Element position data:
──────────

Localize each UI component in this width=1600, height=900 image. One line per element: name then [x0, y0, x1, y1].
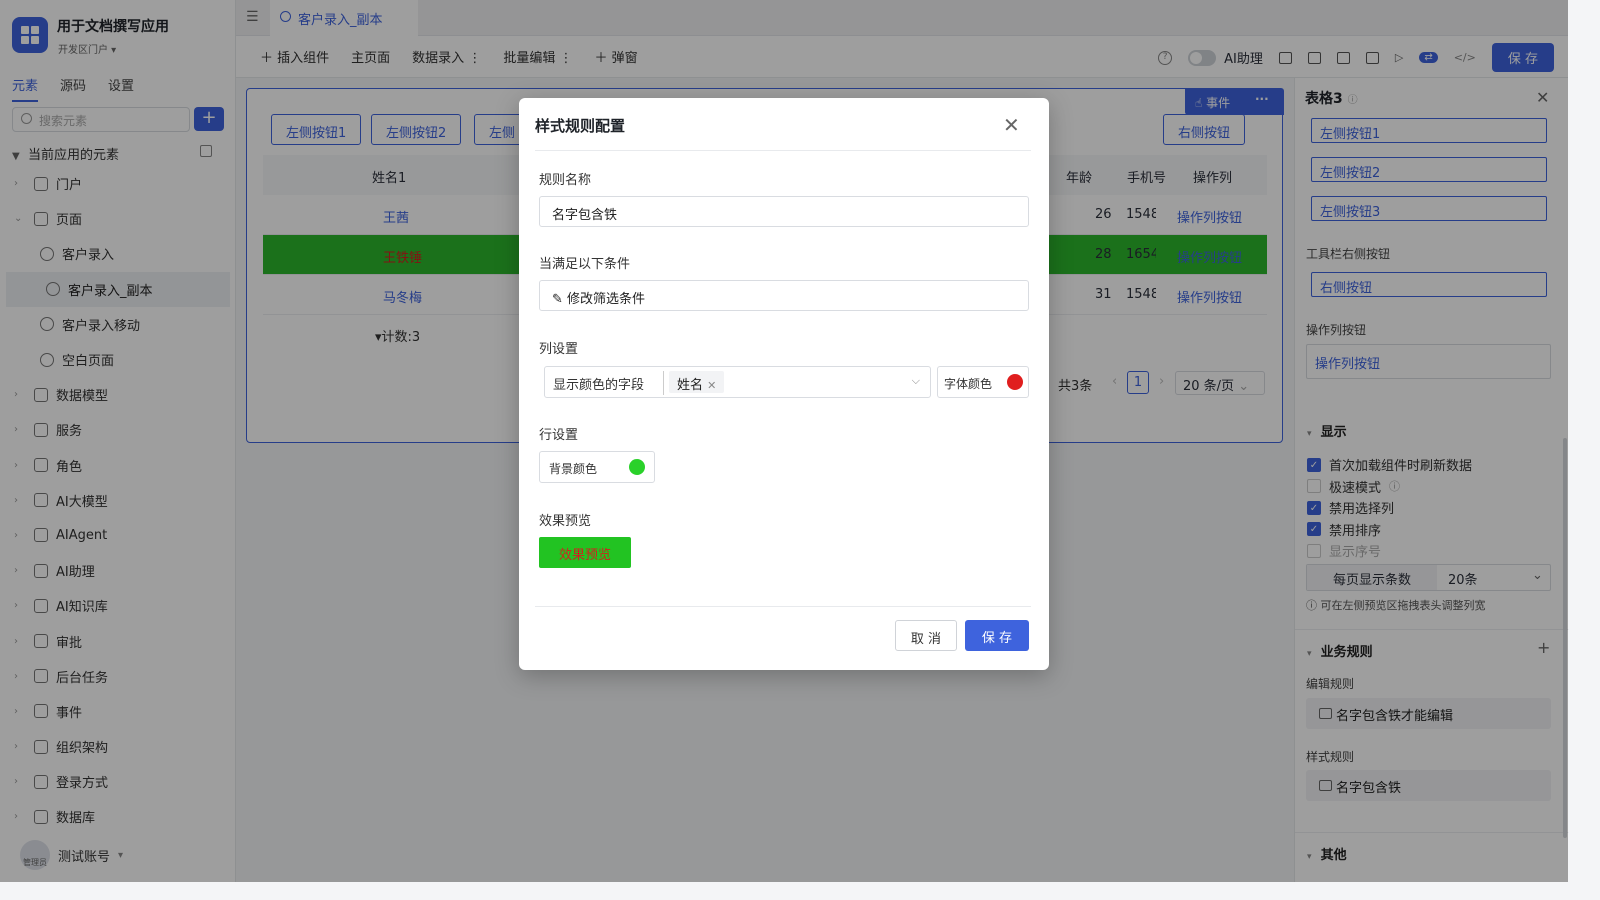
font-color-swatch[interactable] [1007, 374, 1023, 390]
rule-name-label: 规则名称 [539, 173, 592, 188]
row-settings-label: 行设置 [539, 428, 579, 443]
condition-label: 当满足以下条件 [539, 257, 631, 272]
save-button[interactable]: 保 存 [965, 620, 1029, 651]
close-icon[interactable]: ✕ [1003, 113, 1020, 137]
bg-color-picker[interactable]: 背景颜色 [539, 451, 655, 483]
preview-label: 效果预览 [539, 514, 592, 529]
modal-title: 样式规则配置 [535, 117, 626, 135]
divider [535, 150, 1031, 151]
divider [535, 606, 1031, 607]
color-field-select[interactable]: 显示颜色的字段 姓名 ✕ ⌵ [544, 366, 931, 398]
rule-name-input[interactable]: 名字包含铁 [539, 196, 1029, 227]
tag-remove-icon[interactable]: ✕ [707, 379, 716, 392]
field-tag: 姓名 ✕ [669, 371, 725, 393]
edit-pencil-icon: ✎ [552, 292, 563, 307]
edit-condition-button[interactable]: ✎ 修改筛选条件 [539, 280, 1029, 311]
font-color-picker[interactable]: 字体颜色 [937, 366, 1029, 398]
cancel-button[interactable]: 取 消 [895, 620, 957, 651]
divider [663, 371, 664, 395]
chevron-down-icon: ⌵ [911, 374, 920, 387]
column-settings-label: 列设置 [539, 342, 579, 357]
preview-sample: 效果预览 [539, 537, 631, 568]
bg-color-swatch[interactable] [629, 459, 645, 475]
style-rule-modal: 样式规则配置 ✕ 规则名称 名字包含铁 当满足以下条件 ✎ 修改筛选条件 列设置… [519, 98, 1049, 670]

──────────

**WHAT YOU ARE ASKED TO DO:**
Express the lines of the data from the line containing "font-color-swatch[interactable] [1007, 374, 1023, 390]" through the line containing "divider [535, 150, 1031, 151]", both included, as a JSON list of strings with one string per line and no blank lines.

**EXERCISE RESULT:**
[
  "font-color-swatch[interactable] [1007, 374, 1023, 390]",
  "rule-name-label: 规则名称 [539, 173, 592, 188]",
  "row-settings-label: 行设置 [539, 428, 579, 443]",
  "condition-label: 当满足以下条件 [539, 257, 631, 272]",
  "save-button[interactable]: 保 存 [965, 620, 1029, 651]",
  "close-icon[interactable]: ✕ [1003, 113, 1020, 137]",
  "bg-color-picker[interactable]: 背景颜色 [539, 451, 655, 483]",
  "preview-label: 效果预览 [539, 514, 592, 529]",
  "modal-title: 样式规则配置 [535, 117, 626, 135]",
  "divider [535, 150, 1031, 151]"
]